Problem details | Using the listing below, extract each line that has the word "type" in it.

Exercise inputs |
◆ ◆ ◆ ◆ ◆
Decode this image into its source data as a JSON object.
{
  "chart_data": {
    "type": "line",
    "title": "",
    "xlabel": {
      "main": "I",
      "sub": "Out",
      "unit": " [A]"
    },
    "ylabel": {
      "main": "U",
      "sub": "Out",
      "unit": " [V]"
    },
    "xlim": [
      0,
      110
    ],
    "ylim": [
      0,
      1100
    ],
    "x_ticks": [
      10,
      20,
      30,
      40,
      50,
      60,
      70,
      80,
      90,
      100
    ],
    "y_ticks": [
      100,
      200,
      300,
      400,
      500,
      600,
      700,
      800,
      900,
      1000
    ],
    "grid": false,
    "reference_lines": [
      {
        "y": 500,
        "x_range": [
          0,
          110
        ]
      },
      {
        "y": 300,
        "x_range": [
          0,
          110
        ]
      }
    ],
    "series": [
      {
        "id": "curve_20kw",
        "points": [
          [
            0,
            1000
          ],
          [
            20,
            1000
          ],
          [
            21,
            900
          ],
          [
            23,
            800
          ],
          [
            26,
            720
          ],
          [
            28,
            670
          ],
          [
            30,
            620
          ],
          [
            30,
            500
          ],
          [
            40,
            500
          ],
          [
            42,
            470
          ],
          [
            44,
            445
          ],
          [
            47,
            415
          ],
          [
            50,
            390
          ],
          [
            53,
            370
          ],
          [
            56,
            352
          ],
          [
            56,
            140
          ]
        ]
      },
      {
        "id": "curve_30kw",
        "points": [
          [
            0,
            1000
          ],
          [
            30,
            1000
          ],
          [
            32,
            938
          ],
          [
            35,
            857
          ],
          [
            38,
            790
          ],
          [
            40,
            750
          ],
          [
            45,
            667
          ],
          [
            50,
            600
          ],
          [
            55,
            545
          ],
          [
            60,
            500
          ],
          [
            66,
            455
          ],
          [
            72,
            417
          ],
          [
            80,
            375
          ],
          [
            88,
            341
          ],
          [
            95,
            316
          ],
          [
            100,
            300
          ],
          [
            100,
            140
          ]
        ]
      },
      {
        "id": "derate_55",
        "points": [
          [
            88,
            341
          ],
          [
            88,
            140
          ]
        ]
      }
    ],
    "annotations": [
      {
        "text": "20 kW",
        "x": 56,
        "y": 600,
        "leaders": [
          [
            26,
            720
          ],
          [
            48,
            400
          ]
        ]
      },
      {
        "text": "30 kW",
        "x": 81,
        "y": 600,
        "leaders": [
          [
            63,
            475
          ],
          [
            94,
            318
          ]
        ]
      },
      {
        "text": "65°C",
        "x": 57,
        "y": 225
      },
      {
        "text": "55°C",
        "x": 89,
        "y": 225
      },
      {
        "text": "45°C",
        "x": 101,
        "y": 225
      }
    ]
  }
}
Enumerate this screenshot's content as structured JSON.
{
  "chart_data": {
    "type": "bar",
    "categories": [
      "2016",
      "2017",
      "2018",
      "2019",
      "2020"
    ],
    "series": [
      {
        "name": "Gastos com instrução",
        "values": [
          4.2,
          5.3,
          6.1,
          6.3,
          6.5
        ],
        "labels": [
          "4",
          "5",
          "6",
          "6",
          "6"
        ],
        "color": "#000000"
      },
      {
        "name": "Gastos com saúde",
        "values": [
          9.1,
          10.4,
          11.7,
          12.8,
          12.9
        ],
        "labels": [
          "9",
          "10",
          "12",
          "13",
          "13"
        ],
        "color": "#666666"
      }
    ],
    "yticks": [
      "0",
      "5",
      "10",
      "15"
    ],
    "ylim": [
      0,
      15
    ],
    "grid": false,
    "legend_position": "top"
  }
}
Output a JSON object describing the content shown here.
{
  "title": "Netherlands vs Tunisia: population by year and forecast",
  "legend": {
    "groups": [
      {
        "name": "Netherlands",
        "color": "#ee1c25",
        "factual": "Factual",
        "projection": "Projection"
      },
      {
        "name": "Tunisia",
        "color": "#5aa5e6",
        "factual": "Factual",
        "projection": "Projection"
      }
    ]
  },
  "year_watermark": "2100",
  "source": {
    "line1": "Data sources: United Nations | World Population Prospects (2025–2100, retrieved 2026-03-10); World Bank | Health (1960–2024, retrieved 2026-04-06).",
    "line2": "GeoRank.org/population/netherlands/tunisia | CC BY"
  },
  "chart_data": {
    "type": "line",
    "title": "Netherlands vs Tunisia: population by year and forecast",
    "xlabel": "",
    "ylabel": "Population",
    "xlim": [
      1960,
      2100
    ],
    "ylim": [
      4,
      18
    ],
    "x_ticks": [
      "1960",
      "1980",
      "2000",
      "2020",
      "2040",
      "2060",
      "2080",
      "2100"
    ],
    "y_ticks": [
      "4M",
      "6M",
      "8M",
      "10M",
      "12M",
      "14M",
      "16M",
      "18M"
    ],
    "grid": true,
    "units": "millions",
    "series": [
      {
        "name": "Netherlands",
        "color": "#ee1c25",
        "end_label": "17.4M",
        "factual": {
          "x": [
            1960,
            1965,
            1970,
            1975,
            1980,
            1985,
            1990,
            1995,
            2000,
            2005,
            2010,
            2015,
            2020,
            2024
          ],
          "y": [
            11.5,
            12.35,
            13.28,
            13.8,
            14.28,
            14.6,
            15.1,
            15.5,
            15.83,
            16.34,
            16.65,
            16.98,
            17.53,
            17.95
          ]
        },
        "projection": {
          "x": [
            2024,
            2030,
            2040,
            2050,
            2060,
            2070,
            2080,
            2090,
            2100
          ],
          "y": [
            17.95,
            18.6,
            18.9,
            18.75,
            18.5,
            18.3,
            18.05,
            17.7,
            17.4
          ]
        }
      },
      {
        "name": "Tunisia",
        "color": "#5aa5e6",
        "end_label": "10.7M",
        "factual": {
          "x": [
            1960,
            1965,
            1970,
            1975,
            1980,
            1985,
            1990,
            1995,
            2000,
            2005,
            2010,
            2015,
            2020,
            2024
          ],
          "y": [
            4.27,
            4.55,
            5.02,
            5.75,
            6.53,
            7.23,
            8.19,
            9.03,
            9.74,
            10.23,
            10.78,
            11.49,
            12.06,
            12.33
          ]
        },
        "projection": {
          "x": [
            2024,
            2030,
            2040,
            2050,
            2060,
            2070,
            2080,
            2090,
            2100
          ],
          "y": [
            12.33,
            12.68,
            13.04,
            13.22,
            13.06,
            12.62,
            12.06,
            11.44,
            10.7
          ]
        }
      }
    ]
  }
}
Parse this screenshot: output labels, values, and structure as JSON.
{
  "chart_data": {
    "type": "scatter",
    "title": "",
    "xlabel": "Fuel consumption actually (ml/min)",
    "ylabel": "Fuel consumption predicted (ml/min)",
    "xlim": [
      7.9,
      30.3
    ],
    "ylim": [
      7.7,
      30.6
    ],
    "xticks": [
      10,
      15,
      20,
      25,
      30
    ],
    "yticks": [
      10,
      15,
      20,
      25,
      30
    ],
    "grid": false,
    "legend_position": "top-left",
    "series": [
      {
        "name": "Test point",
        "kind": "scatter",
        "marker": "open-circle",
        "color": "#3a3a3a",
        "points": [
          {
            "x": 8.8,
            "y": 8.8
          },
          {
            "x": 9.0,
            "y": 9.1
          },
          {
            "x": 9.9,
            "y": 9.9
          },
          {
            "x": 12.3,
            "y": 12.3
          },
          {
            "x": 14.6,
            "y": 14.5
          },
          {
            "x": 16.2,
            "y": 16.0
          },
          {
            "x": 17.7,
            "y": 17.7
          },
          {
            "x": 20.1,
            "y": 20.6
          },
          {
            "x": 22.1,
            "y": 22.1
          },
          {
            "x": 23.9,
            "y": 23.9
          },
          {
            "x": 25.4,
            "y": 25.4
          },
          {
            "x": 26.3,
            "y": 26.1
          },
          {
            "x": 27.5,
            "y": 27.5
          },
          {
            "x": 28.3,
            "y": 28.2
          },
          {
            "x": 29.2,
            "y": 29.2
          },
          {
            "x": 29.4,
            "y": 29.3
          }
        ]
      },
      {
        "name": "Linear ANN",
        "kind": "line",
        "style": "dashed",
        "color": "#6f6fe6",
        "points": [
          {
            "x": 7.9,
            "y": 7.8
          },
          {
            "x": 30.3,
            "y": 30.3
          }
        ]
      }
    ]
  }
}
◆ ◆ ◆ ◆ ◆
Written response |
    "type": "line",
    "type": "bar",
    "type": "line",
    "type": "scatter",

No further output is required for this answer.